— start DATA FOR THIS EXERCISE —
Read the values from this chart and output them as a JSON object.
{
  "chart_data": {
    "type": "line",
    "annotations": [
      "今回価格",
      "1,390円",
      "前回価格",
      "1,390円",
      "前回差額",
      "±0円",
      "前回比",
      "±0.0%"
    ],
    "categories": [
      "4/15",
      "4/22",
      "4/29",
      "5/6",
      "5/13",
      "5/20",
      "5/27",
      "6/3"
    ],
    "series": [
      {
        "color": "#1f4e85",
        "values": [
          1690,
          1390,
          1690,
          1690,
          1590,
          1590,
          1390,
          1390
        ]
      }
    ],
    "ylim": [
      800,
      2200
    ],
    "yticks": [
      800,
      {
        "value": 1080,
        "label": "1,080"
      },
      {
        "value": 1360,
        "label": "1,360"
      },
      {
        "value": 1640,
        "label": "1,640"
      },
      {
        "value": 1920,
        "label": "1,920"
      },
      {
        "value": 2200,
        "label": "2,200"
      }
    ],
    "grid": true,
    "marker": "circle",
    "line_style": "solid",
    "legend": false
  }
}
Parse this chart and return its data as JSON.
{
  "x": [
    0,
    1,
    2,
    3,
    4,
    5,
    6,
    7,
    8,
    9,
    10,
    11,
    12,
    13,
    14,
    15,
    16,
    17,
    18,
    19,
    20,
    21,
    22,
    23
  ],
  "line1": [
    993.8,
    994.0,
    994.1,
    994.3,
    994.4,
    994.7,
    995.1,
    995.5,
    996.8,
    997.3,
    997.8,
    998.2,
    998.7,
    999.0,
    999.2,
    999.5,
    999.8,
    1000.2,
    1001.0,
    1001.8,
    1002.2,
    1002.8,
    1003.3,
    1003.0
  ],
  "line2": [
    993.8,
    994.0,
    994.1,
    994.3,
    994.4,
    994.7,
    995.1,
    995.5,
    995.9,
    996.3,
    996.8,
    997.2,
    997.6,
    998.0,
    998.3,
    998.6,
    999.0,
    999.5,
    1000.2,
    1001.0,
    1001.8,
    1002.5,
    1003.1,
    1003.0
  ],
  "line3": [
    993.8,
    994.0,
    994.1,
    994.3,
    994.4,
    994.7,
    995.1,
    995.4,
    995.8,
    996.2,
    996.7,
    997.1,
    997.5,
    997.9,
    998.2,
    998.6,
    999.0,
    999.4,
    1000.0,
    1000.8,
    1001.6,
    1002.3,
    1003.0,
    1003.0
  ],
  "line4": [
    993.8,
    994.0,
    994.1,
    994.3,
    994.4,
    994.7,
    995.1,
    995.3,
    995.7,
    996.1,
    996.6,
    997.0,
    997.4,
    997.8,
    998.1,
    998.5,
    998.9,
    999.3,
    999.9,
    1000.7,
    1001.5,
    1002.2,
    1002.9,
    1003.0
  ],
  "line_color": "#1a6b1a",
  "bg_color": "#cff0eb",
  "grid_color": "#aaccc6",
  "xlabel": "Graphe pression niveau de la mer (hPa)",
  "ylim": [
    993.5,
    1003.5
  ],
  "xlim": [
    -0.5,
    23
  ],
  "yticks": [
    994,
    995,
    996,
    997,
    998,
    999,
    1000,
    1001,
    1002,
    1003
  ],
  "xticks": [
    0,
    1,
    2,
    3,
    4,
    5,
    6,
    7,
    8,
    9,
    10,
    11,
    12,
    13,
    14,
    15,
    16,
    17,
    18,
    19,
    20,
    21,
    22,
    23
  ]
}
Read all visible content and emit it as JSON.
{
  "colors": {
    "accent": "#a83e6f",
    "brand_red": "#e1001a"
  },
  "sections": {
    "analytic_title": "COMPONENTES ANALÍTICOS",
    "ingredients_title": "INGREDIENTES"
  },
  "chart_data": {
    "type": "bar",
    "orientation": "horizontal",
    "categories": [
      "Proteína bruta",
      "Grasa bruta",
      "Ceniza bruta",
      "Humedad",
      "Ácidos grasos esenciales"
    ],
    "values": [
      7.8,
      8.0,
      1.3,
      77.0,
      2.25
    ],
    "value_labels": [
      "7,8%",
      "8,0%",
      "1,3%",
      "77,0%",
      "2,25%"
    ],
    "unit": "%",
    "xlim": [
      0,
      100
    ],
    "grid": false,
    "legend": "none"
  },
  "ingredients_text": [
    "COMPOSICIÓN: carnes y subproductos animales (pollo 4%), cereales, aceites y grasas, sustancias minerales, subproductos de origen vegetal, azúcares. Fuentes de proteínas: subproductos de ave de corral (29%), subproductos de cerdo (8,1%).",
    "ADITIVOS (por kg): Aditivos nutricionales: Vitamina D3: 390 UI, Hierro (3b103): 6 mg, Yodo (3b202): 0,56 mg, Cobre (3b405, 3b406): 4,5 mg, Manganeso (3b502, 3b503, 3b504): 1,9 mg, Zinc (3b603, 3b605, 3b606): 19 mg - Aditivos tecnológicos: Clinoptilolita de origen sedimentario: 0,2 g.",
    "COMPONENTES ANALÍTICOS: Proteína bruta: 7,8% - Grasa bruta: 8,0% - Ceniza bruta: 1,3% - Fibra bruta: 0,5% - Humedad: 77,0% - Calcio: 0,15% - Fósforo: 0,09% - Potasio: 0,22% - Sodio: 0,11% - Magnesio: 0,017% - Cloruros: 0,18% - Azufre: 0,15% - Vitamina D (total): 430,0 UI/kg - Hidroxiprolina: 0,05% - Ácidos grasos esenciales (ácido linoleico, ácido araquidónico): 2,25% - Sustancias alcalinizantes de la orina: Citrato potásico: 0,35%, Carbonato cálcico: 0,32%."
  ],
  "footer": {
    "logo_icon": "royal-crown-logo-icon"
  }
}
— end DATA FOR THIS EXERCISE —
* DIRECTIONS FOR THIS TASK *
Every record should be given again exactly.

* RESULT *
Read the values from this chart and output them as a JSON object.
{
  "chart_data": {
    "type": "line",
    "annotations": [
      "今回価格",
      "1,390円",
      "前回価格",
      "1,390円",
      "前回差額",
      "±0円",
      "前回比",
      "±0.0%"
    ],
    "categories": [
      "4/15",
      "4/22",
      "4/29",
      "5/6",
      "5/13",
      "5/20",
      "5/27",
      "6/3"
    ],
    "series": [
      {
        "color": "#1f4e85",
        "values": [
          1690,
          1390,
          1690,
          1690,
          1590,
          1590,
          1390,
          1390
        ]
      }
    ],
    "ylim": [
      800,
      2200
    ],
    "yticks": [
      800,
      {
        "value": 1080,
        "label": "1,080"
      },
      {
        "value": 1360,
        "label": "1,360"
      },
      {
        "value": 1640,
        "label": "1,640"
      },
      {
        "value": 1920,
        "label": "1,920"
      },
      {
        "value": 2200,
        "label": "2,200"
      }
    ],
    "grid": true,
    "marker": "circle",
    "line_style": "solid",
    "legend": false
  }
}
Parse this chart and return its data as JSON.
{
  "x": [
    0,
    1,
    2,
    3,
    4,
    5,
    6,
    7,
    8,
    9,
    10,
    11,
    12,
    13,
    14,
    15,
    16,
    17,
    18,
    19,
    20,
    21,
    22,
    23
  ],
  "line1": [
    993.8,
    994.0,
    994.1,
    994.3,
    994.4,
    994.7,
    995.1,
    995.5,
    996.8,
    997.3,
    997.8,
    998.2,
    998.7,
    999.0,
    999.2,
    999.5,
    999.8,
    1000.2,
    1001.0,
    1001.8,
    1002.2,
    1002.8,
    1003.3,
    1003.0
  ],
  "line2": [
    993.8,
    994.0,
    994.1,
    994.3,
    994.4,
    994.7,
    995.1,
    995.5,
    995.9,
    996.3,
    996.8,
    997.2,
    997.6,
    998.0,
    998.3,
    998.6,
    999.0,
    999.5,
    1000.2,
    1001.0,
    1001.8,
    1002.5,
    1003.1,
    1003.0
  ],
  "line3": [
    993.8,
    994.0,
    994.1,
    994.3,
    994.4,
    994.7,
    995.1,
    995.4,
    995.8,
    996.2,
    996.7,
    997.1,
    997.5,
    997.9,
    998.2,
    998.6,
    999.0,
    999.4,
    1000.0,
    1000.8,
    1001.6,
    1002.3,
    1003.0,
    1003.0
  ],
  "line4": [
    993.8,
    994.0,
    994.1,
    994.3,
    994.4,
    994.7,
    995.1,
    995.3,
    995.7,
    996.1,
    996.6,
    997.0,
    997.4,
    997.8,
    998.1,
    998.5,
    998.9,
    999.3,
    999.9,
    1000.7,
    1001.5,
    1002.2,
    1002.9,
    1003.0
  ],
  "line_color": "#1a6b1a",
  "bg_color": "#cff0eb",
  "grid_color": "#aaccc6",
  "xlabel": "Graphe pression niveau de la mer (hPa)",
  "ylim": [
    993.5,
    1003.5
  ],
  "xlim": [
    -0.5,
    23
  ],
  "yticks": [
    994,
    995,
    996,
    997,
    998,
    999,
    1000,
    1001,
    1002,
    1003
  ],
  "xticks": [
    0,
    1,
    2,
    3,
    4,
    5,
    6,
    7,
    8,
    9,
    10,
    11,
    12,
    13,
    14,
    15,
    16,
    17,
    18,
    19,
    20,
    21,
    22,
    23
  ]
}
Read all visible content and emit it as JSON.
{
  "colors": {
    "accent": "#a83e6f",
    "brand_red": "#e1001a"
  },
  "sections": {
    "analytic_title": "COMPONENTES ANALÍTICOS",
    "ingredients_title": "INGREDIENTES"
  },
  "chart_data": {
    "type": "bar",
    "orientation": "horizontal",
    "categories": [
      "Proteína bruta",
      "Grasa bruta",
      "Ceniza bruta",
      "Humedad",
      "Ácidos grasos esenciales"
    ],
    "values": [
      7.8,
      8.0,
      1.3,
      77.0,
      2.25
    ],
    "value_labels": [
      "7,8%",
      "8,0%",
      "1,3%",
      "77,0%",
      "2,25%"
    ],
    "unit": "%",
    "xlim": [
      0,
      100
    ],
    "grid": false,
    "legend": "none"
  },
  "ingredients_text": [
    "COMPOSICIÓN: carnes y subproductos animales (pollo 4%), cereales, aceites y grasas, sustancias minerales, subproductos de origen vegetal, azúcares. Fuentes de proteínas: subproductos de ave de corral (29%), subproductos de cerdo (8,1%).",
    "ADITIVOS (por kg): Aditivos nutricionales: Vitamina D3: 390 UI, Hierro (3b103): 6 mg, Yodo (3b202): 0,56 mg, Cobre (3b405, 3b406): 4,5 mg, Manganeso (3b502, 3b503, 3b504): 1,9 mg, Zinc (3b603, 3b605, 3b606): 19 mg - Aditivos tecnológicos: Clinoptilolita de origen sedimentario: 0,2 g.",
    "COMPONENTES ANALÍTICOS: Proteína bruta: 7,8% - Grasa bruta: 8,0% - Ceniza bruta: 1,3% - Fibra bruta: 0,5% - Humedad: 77,0% - Calcio: 0,15% - Fósforo: 0,09% - Potasio: 0,22% - Sodio: 0,11% - Magnesio: 0,017% - Cloruros: 0,18% - Azufre: 0,15% - Vitamina D (total): 430,0 UI/kg - Hidroxiprolina: 0,05% - Ácidos grasos esenciales (ácido linoleico, ácido araquidónico): 2,25% - Sustancias alcalinizantes de la orina: Citrato potásico: 0,35%, Carbonato cálcico: 0,32%."
  ],
  "footer": {
    "logo_icon": "royal-crown-logo-icon"
  }
}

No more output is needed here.